(Records about charts and figures)
___

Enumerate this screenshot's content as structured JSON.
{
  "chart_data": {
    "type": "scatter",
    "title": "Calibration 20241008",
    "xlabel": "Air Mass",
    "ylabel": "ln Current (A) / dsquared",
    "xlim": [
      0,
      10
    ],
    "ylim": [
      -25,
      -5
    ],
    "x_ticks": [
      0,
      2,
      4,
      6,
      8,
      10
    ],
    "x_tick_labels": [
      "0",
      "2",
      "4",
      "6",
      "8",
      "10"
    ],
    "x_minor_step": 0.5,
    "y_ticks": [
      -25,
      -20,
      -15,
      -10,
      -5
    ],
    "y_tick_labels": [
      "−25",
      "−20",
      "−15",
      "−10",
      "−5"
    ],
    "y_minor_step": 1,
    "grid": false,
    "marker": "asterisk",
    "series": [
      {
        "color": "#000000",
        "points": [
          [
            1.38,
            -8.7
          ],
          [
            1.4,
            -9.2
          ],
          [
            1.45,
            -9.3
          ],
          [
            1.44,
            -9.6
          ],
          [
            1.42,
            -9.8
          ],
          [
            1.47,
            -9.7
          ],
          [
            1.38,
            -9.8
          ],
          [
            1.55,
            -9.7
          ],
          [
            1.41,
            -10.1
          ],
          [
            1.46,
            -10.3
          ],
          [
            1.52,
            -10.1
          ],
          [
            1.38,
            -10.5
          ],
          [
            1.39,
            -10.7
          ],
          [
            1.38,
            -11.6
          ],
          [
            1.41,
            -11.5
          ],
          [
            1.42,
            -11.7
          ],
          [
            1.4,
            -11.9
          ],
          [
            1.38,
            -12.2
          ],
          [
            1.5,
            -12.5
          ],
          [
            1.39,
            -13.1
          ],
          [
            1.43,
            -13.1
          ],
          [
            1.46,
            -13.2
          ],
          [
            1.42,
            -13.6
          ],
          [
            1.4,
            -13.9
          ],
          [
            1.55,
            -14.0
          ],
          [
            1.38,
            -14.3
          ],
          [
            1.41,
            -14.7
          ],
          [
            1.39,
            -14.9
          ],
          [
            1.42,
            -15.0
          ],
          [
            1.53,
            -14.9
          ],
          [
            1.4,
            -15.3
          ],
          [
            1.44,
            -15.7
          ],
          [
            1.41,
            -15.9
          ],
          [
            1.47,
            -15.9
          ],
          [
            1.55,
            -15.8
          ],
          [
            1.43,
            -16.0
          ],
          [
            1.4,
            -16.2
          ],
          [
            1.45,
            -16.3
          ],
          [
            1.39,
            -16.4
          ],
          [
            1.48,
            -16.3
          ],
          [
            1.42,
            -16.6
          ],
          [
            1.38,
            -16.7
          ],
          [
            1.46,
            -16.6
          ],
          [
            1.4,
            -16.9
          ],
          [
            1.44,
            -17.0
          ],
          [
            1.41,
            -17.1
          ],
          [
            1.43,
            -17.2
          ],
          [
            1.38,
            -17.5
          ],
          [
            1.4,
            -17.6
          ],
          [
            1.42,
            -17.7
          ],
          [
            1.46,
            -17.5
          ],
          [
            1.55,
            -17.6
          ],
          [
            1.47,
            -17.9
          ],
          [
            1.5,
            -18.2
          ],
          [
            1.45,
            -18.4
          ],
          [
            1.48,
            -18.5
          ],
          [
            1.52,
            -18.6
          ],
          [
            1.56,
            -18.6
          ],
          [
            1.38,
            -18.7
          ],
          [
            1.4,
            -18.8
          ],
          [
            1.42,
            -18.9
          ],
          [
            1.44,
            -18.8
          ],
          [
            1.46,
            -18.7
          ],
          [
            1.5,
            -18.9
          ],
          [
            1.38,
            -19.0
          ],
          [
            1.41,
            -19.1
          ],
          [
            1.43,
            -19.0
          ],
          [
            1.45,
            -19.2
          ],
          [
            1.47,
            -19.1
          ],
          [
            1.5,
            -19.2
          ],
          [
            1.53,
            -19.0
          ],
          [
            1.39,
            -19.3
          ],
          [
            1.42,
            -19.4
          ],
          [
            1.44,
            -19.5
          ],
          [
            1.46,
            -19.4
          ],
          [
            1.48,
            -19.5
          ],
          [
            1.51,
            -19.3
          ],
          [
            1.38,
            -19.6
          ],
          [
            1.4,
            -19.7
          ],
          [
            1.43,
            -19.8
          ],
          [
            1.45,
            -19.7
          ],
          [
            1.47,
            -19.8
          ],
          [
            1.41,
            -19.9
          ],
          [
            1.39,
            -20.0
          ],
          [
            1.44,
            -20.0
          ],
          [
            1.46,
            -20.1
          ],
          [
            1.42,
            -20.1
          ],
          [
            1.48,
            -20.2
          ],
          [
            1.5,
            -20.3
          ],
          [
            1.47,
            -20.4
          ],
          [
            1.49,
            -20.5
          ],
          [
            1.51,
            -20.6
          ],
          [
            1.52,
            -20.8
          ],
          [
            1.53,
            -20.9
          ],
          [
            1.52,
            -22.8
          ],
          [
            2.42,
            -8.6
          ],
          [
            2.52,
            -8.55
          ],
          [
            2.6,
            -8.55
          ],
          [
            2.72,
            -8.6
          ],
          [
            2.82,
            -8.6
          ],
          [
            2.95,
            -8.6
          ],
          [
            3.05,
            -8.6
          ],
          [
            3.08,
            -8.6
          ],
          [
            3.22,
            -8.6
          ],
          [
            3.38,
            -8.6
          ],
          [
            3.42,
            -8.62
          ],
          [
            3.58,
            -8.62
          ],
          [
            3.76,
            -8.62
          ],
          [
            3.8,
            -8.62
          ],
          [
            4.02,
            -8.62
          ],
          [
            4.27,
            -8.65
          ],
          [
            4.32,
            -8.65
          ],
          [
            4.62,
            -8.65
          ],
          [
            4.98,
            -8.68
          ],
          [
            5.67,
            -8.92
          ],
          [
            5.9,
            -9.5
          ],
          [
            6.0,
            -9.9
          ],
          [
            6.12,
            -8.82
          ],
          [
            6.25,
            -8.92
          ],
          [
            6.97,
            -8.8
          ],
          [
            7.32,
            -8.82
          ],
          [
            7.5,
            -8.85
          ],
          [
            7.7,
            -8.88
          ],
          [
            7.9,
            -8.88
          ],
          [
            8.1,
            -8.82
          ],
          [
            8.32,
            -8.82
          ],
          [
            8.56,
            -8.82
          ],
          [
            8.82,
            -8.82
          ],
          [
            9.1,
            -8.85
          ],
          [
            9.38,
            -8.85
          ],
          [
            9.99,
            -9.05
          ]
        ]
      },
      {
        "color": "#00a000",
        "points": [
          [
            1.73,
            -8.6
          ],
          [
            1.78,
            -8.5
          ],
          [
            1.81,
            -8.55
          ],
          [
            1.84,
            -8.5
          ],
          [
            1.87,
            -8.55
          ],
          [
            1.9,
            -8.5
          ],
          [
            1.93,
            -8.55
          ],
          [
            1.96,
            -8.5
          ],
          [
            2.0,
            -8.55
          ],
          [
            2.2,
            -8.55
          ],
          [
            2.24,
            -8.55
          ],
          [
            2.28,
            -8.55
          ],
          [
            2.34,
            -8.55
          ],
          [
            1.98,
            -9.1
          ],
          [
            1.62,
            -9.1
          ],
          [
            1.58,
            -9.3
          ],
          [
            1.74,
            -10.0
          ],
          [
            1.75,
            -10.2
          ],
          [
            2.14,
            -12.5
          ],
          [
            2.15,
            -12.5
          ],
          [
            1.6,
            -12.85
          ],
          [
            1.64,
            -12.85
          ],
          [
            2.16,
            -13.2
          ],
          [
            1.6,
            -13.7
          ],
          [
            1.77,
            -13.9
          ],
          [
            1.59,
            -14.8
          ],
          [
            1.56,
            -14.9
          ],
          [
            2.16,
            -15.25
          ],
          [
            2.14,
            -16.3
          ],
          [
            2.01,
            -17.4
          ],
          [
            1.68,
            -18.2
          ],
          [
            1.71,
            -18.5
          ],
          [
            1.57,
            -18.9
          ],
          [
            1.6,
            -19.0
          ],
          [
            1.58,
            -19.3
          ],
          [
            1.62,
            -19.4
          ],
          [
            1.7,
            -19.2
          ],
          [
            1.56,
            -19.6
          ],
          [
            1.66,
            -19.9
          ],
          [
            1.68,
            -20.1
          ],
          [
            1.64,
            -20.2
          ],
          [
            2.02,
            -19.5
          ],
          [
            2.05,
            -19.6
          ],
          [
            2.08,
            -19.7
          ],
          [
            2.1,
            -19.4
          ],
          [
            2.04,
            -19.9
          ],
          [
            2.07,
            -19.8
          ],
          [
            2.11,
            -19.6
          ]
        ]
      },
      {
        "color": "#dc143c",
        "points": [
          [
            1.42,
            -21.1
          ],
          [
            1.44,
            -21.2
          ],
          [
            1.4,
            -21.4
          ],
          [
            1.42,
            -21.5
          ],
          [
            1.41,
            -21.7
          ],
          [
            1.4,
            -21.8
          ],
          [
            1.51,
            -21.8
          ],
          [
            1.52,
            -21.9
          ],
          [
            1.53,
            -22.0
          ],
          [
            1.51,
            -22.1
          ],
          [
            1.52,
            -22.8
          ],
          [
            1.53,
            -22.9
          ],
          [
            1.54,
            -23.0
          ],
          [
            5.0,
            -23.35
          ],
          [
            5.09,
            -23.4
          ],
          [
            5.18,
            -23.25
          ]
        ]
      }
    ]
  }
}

___

• _Set problem_:
Gather all lines with the string "color" from the data.

• _Result of this task_:
        "color": "#000000",
        "color": "#00a000",
        "color": "#dc143c",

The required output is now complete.